Given request >>
Please write out the lines of data below word for word, leaving out the pictures.
◇ ◇ ◇ ◇
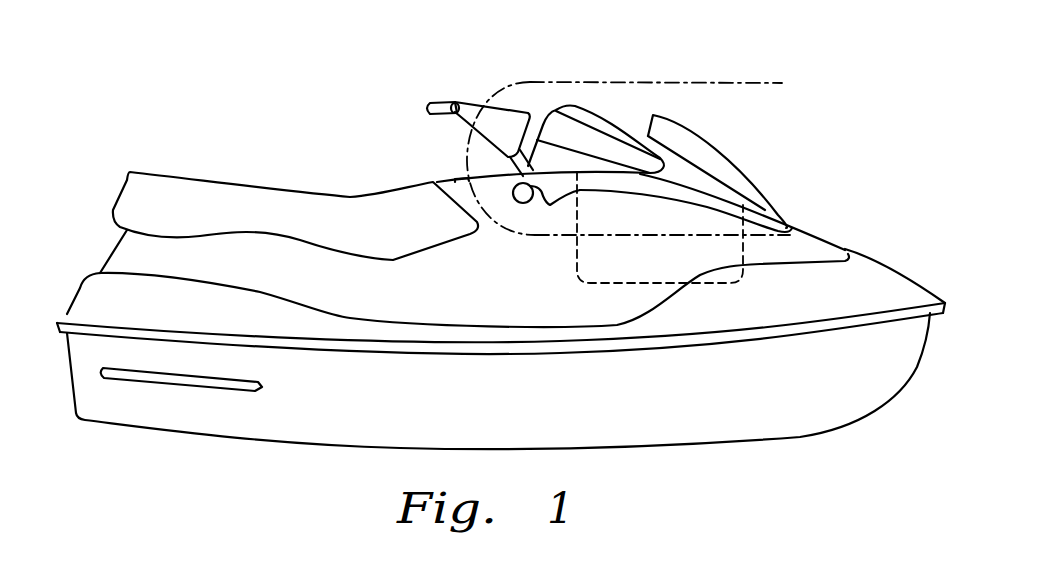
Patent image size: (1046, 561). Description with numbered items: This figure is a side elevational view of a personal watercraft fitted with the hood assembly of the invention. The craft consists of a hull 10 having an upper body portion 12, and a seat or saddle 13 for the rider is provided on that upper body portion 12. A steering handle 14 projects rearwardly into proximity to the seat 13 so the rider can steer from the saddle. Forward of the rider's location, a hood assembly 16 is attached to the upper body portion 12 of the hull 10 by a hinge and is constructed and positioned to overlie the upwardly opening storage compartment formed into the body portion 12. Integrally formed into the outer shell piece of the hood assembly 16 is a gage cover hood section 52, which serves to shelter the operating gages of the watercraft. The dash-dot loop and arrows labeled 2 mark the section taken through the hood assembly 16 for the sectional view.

The hull 10 is at (54, 300).
The upper body portion 12 is at (890, 267).
The seat 13 is at (233, 183).
The steering handle 14 is at (463, 103).
The hood assembly 16 is at (620, 115).
The gage cover hood section 52 is at (723, 150).
The section line for FIG. 2 is at (782, 83).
◇ ◇ ◇ ◇
Finished answer >>
Patent image size: (1046, 561). Description with numbered items: This figure is a side elevational view of a personal watercraft fitted with the hood assembly of the invention. The craft consists of a hull 10 having an upper body portion 12, and a seat or saddle 13 for the rider is provided on that upper body portion 12. A steering handle 14 projects rearwardly into proximity to the seat 13 so the rider can steer from the saddle. Forward of the rider's location, a hood assembly 16 is attached to the upper body portion 12 of the hull 10 by a hinge and is constructed and positioned to overlie the upwardly opening storage compartment formed into the body portion 12. Integrally formed into the outer shell piece of the hood assembly 16 is a gage cover hood section 52, which serves to shelter the operating gages of the watercraft. The dash-dot loop and arrows labeled 2 mark the section taken through the hood assembly 16 for the sectional view.

The hull 10 is at (54, 300).
The upper body portion 12 is at (890, 267).
The seat 13 is at (233, 183).
The steering handle 14 is at (463, 103).
The hood assembly 16 is at (620, 115).
The gage cover hood section 52 is at (723, 150).
The section line for FIG. 2 is at (782, 83).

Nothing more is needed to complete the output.